[START EXTRACTED MATERIAL]
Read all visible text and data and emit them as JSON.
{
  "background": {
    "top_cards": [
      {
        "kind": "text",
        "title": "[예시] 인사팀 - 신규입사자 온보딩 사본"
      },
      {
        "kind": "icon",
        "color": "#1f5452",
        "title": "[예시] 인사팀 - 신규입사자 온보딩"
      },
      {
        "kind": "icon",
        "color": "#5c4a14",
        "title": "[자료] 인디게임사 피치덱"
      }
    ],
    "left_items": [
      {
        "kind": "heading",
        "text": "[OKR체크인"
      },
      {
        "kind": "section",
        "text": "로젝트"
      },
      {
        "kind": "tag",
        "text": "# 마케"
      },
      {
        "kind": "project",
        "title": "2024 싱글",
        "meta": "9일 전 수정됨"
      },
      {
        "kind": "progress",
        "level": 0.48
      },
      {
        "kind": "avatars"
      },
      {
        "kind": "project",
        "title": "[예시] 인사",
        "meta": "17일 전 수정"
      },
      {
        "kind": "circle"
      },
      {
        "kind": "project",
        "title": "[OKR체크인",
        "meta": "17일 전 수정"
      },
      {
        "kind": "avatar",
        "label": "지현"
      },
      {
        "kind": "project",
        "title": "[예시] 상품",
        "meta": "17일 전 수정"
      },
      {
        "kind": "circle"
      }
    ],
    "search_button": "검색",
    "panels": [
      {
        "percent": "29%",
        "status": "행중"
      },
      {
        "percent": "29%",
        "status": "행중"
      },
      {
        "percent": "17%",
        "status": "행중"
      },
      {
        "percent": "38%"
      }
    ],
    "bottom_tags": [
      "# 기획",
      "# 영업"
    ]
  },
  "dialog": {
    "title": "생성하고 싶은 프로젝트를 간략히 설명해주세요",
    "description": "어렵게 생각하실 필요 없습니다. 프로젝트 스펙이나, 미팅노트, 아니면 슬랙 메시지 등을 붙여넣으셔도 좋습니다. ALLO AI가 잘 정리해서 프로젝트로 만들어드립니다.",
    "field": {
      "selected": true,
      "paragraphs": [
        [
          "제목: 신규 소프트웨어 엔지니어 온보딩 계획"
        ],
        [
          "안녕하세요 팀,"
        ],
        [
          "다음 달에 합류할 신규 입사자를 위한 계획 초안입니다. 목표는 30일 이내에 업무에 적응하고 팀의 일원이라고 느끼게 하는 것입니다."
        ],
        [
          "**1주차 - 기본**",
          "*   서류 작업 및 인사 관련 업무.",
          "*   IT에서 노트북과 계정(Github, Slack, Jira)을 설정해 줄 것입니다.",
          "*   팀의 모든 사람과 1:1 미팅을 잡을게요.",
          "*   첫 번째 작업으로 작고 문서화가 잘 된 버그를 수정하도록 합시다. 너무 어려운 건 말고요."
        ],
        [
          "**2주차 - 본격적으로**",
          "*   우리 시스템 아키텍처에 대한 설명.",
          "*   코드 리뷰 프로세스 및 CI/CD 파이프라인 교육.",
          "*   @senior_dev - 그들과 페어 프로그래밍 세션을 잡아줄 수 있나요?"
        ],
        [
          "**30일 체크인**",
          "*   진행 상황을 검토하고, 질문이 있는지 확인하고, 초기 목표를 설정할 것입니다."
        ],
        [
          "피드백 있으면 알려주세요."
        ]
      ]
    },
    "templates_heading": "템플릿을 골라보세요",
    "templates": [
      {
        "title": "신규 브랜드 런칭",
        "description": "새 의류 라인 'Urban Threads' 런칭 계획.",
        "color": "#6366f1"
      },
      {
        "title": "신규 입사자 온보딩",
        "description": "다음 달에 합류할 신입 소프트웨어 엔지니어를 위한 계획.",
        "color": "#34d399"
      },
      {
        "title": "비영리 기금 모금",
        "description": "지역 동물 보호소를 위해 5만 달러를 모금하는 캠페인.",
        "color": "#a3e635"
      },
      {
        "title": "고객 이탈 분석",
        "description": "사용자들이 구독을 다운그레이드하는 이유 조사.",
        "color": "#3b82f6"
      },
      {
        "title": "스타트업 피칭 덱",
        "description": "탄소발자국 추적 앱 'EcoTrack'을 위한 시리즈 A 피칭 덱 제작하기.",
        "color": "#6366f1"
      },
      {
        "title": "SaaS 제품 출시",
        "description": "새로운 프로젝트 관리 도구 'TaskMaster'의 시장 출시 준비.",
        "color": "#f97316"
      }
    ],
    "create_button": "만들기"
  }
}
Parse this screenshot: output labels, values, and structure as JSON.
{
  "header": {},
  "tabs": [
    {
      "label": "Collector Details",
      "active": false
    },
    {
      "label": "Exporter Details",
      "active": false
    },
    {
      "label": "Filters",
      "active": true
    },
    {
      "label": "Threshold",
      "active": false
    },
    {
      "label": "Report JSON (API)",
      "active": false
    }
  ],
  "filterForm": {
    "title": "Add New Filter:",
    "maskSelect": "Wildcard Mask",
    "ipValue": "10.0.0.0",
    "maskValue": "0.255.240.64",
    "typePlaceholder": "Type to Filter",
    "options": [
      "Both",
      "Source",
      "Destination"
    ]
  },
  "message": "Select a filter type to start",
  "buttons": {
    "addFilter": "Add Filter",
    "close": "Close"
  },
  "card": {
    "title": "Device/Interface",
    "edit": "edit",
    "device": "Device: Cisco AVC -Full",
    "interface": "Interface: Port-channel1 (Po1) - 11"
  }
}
[END EXTRACTED MATERIAL]
◆ **WRITTEN EXERCISE**: Go through the material above line by line and copy it exactly.

◆ **RESPONSE**:
Read all visible text and data and emit them as JSON.
{
  "background": {
    "top_cards": [
      {
        "kind": "text",
        "title": "[예시] 인사팀 - 신규입사자 온보딩 사본"
      },
      {
        "kind": "icon",
        "color": "#1f5452",
        "title": "[예시] 인사팀 - 신규입사자 온보딩"
      },
      {
        "kind": "icon",
        "color": "#5c4a14",
        "title": "[자료] 인디게임사 피치덱"
      }
    ],
    "left_items": [
      {
        "kind": "heading",
        "text": "[OKR체크인"
      },
      {
        "kind": "section",
        "text": "로젝트"
      },
      {
        "kind": "tag",
        "text": "# 마케"
      },
      {
        "kind": "project",
        "title": "2024 싱글",
        "meta": "9일 전 수정됨"
      },
      {
        "kind": "progress",
        "level": 0.48
      },
      {
        "kind": "avatars"
      },
      {
        "kind": "project",
        "title": "[예시] 인사",
        "meta": "17일 전 수정"
      },
      {
        "kind": "circle"
      },
      {
        "kind": "project",
        "title": "[OKR체크인",
        "meta": "17일 전 수정"
      },
      {
        "kind": "avatar",
        "label": "지현"
      },
      {
        "kind": "project",
        "title": "[예시] 상품",
        "meta": "17일 전 수정"
      },
      {
        "kind": "circle"
      }
    ],
    "search_button": "검색",
    "panels": [
      {
        "percent": "29%",
        "status": "행중"
      },
      {
        "percent": "29%",
        "status": "행중"
      },
      {
        "percent": "17%",
        "status": "행중"
      },
      {
        "percent": "38%"
      }
    ],
    "bottom_tags": [
      "# 기획",
      "# 영업"
    ]
  },
  "dialog": {
    "title": "생성하고 싶은 프로젝트를 간략히 설명해주세요",
    "description": "어렵게 생각하실 필요 없습니다. 프로젝트 스펙이나, 미팅노트, 아니면 슬랙 메시지 등을 붙여넣으셔도 좋습니다. ALLO AI가 잘 정리해서 프로젝트로 만들어드립니다.",
    "field": {
      "selected": true,
      "paragraphs": [
        [
          "제목: 신규 소프트웨어 엔지니어 온보딩 계획"
        ],
        [
          "안녕하세요 팀,"
        ],
        [
          "다음 달에 합류할 신규 입사자를 위한 계획 초안입니다. 목표는 30일 이내에 업무에 적응하고 팀의 일원이라고 느끼게 하는 것입니다."
        ],
        [
          "**1주차 - 기본**",
          "*   서류 작업 및 인사 관련 업무.",
          "*   IT에서 노트북과 계정(Github, Slack, Jira)을 설정해 줄 것입니다.",
          "*   팀의 모든 사람과 1:1 미팅을 잡을게요.",
          "*   첫 번째 작업으로 작고 문서화가 잘 된 버그를 수정하도록 합시다. 너무 어려운 건 말고요."
        ],
        [
          "**2주차 - 본격적으로**",
          "*   우리 시스템 아키텍처에 대한 설명.",
          "*   코드 리뷰 프로세스 및 CI/CD 파이프라인 교육.",
          "*   @senior_dev - 그들과 페어 프로그래밍 세션을 잡아줄 수 있나요?"
        ],
        [
          "**30일 체크인**",
          "*   진행 상황을 검토하고, 질문이 있는지 확인하고, 초기 목표를 설정할 것입니다."
        ],
        [
          "피드백 있으면 알려주세요."
        ]
      ]
    },
    "templates_heading": "템플릿을 골라보세요",
    "templates": [
      {
        "title": "신규 브랜드 런칭",
        "description": "새 의류 라인 'Urban Threads' 런칭 계획.",
        "color": "#6366f1"
      },
      {
        "title": "신규 입사자 온보딩",
        "description": "다음 달에 합류할 신입 소프트웨어 엔지니어를 위한 계획.",
        "color": "#34d399"
      },
      {
        "title": "비영리 기금 모금",
        "description": "지역 동물 보호소를 위해 5만 달러를 모금하는 캠페인.",
        "color": "#a3e635"
      },
      {
        "title": "고객 이탈 분석",
        "description": "사용자들이 구독을 다운그레이드하는 이유 조사.",
        "color": "#3b82f6"
      },
      {
        "title": "스타트업 피칭 덱",
        "description": "탄소발자국 추적 앱 'EcoTrack'을 위한 시리즈 A 피칭 덱 제작하기.",
        "color": "#6366f1"
      },
      {
        "title": "SaaS 제품 출시",
        "description": "새로운 프로젝트 관리 도구 'TaskMaster'의 시장 출시 준비.",
        "color": "#f97316"
      }
    ],
    "create_button": "만들기"
  }
}
Parse this screenshot: output labels, values, and structure as JSON.
{
  "header": {},
  "tabs": [
    {
      "label": "Collector Details",
      "active": false
    },
    {
      "label": "Exporter Details",
      "active": false
    },
    {
      "label": "Filters",
      "active": true
    },
    {
      "label": "Threshold",
      "active": false
    },
    {
      "label": "Report JSON (API)",
      "active": false
    }
  ],
  "filterForm": {
    "title": "Add New Filter:",
    "maskSelect": "Wildcard Mask",
    "ipValue": "10.0.0.0",
    "maskValue": "0.255.240.64",
    "typePlaceholder": "Type to Filter",
    "options": [
      "Both",
      "Source",
      "Destination"
    ]
  },
  "message": "Select a filter type to start",
  "buttons": {
    "addFilter": "Add Filter",
    "close": "Close"
  },
  "card": {
    "title": "Device/Interface",
    "edit": "edit",
    "device": "Device: Cisco AVC -Full",
    "interface": "Interface: Port-channel1 (Po1) - 11"
  }
}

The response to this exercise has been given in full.